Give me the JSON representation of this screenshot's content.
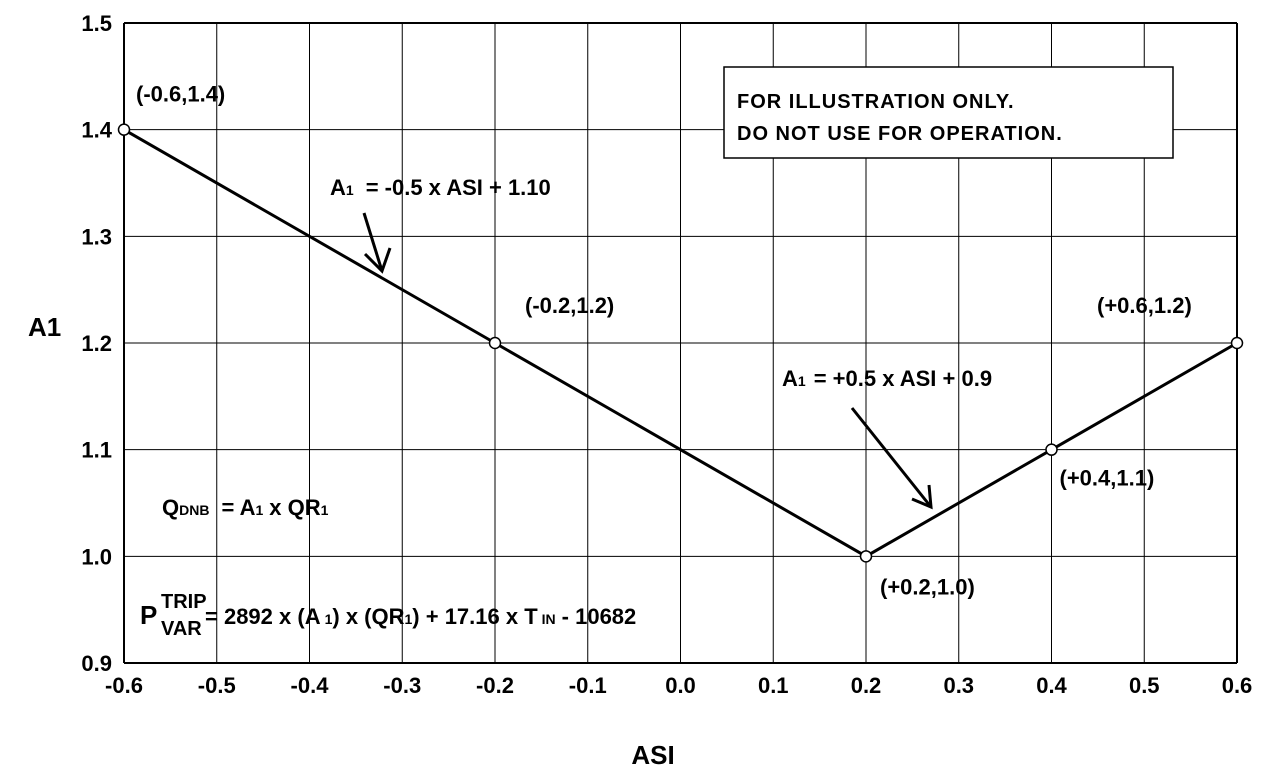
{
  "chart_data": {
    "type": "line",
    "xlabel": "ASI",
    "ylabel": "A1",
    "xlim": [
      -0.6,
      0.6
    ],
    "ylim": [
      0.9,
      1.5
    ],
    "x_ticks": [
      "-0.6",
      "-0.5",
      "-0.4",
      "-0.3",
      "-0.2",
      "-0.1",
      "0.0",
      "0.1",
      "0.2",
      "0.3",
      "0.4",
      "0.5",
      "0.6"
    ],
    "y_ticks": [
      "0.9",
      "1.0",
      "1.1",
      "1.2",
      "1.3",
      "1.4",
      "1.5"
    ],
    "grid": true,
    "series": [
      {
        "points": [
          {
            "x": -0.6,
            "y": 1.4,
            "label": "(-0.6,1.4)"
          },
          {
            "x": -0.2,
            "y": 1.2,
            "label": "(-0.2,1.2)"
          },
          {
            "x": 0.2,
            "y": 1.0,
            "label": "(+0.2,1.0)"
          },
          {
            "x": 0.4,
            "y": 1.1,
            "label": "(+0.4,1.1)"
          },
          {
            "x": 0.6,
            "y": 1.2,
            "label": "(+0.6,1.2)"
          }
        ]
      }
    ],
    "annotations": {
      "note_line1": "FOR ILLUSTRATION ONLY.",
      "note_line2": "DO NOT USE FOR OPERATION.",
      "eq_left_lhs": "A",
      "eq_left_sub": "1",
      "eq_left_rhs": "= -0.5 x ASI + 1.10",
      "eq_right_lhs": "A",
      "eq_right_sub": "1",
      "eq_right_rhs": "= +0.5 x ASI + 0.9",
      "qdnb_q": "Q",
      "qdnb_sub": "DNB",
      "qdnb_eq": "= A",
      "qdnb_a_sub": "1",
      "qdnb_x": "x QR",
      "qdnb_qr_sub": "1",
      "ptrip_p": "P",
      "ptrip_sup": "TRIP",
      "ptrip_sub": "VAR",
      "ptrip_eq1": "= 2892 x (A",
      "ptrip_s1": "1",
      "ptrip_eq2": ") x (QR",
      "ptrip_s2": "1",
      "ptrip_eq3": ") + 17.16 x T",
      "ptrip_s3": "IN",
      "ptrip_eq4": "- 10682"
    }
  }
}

★ ★ ★ ★ ★

> [WHAT THE TASK REQUIRES]:
Transcribe all of the records above character for character. Exclude the pictures.

> [TASK OUTPUT]:
Give me the JSON representation of this screenshot's content.
{
  "chart_data": {
    "type": "line",
    "xlabel": "ASI",
    "ylabel": "A1",
    "xlim": [
      -0.6,
      0.6
    ],
    "ylim": [
      0.9,
      1.5
    ],
    "x_ticks": [
      "-0.6",
      "-0.5",
      "-0.4",
      "-0.3",
      "-0.2",
      "-0.1",
      "0.0",
      "0.1",
      "0.2",
      "0.3",
      "0.4",
      "0.5",
      "0.6"
    ],
    "y_ticks": [
      "0.9",
      "1.0",
      "1.1",
      "1.2",
      "1.3",
      "1.4",
      "1.5"
    ],
    "grid": true,
    "series": [
      {
        "points": [
          {
            "x": -0.6,
            "y": 1.4,
            "label": "(-0.6,1.4)"
          },
          {
            "x": -0.2,
            "y": 1.2,
            "label": "(-0.2,1.2)"
          },
          {
            "x": 0.2,
            "y": 1.0,
            "label": "(+0.2,1.0)"
          },
          {
            "x": 0.4,
            "y": 1.1,
            "label": "(+0.4,1.1)"
          },
          {
            "x": 0.6,
            "y": 1.2,
            "label": "(+0.6,1.2)"
          }
        ]
      }
    ],
    "annotations": {
      "note_line1": "FOR ILLUSTRATION ONLY.",
      "note_line2": "DO NOT USE FOR OPERATION.",
      "eq_left_lhs": "A",
      "eq_left_sub": "1",
      "eq_left_rhs": "= -0.5 x ASI + 1.10",
      "eq_right_lhs": "A",
      "eq_right_sub": "1",
      "eq_right_rhs": "= +0.5 x ASI + 0.9",
      "qdnb_q": "Q",
      "qdnb_sub": "DNB",
      "qdnb_eq": "= A",
      "qdnb_a_sub": "1",
      "qdnb_x": "x QR",
      "qdnb_qr_sub": "1",
      "ptrip_p": "P",
      "ptrip_sup": "TRIP",
      "ptrip_sub": "VAR",
      "ptrip_eq1": "= 2892 x (A",
      "ptrip_s1": "1",
      "ptrip_eq2": ") x (QR",
      "ptrip_s2": "1",
      "ptrip_eq3": ") + 17.16 x T",
      "ptrip_s3": "IN",
      "ptrip_eq4": "- 10682"
    }
  }
}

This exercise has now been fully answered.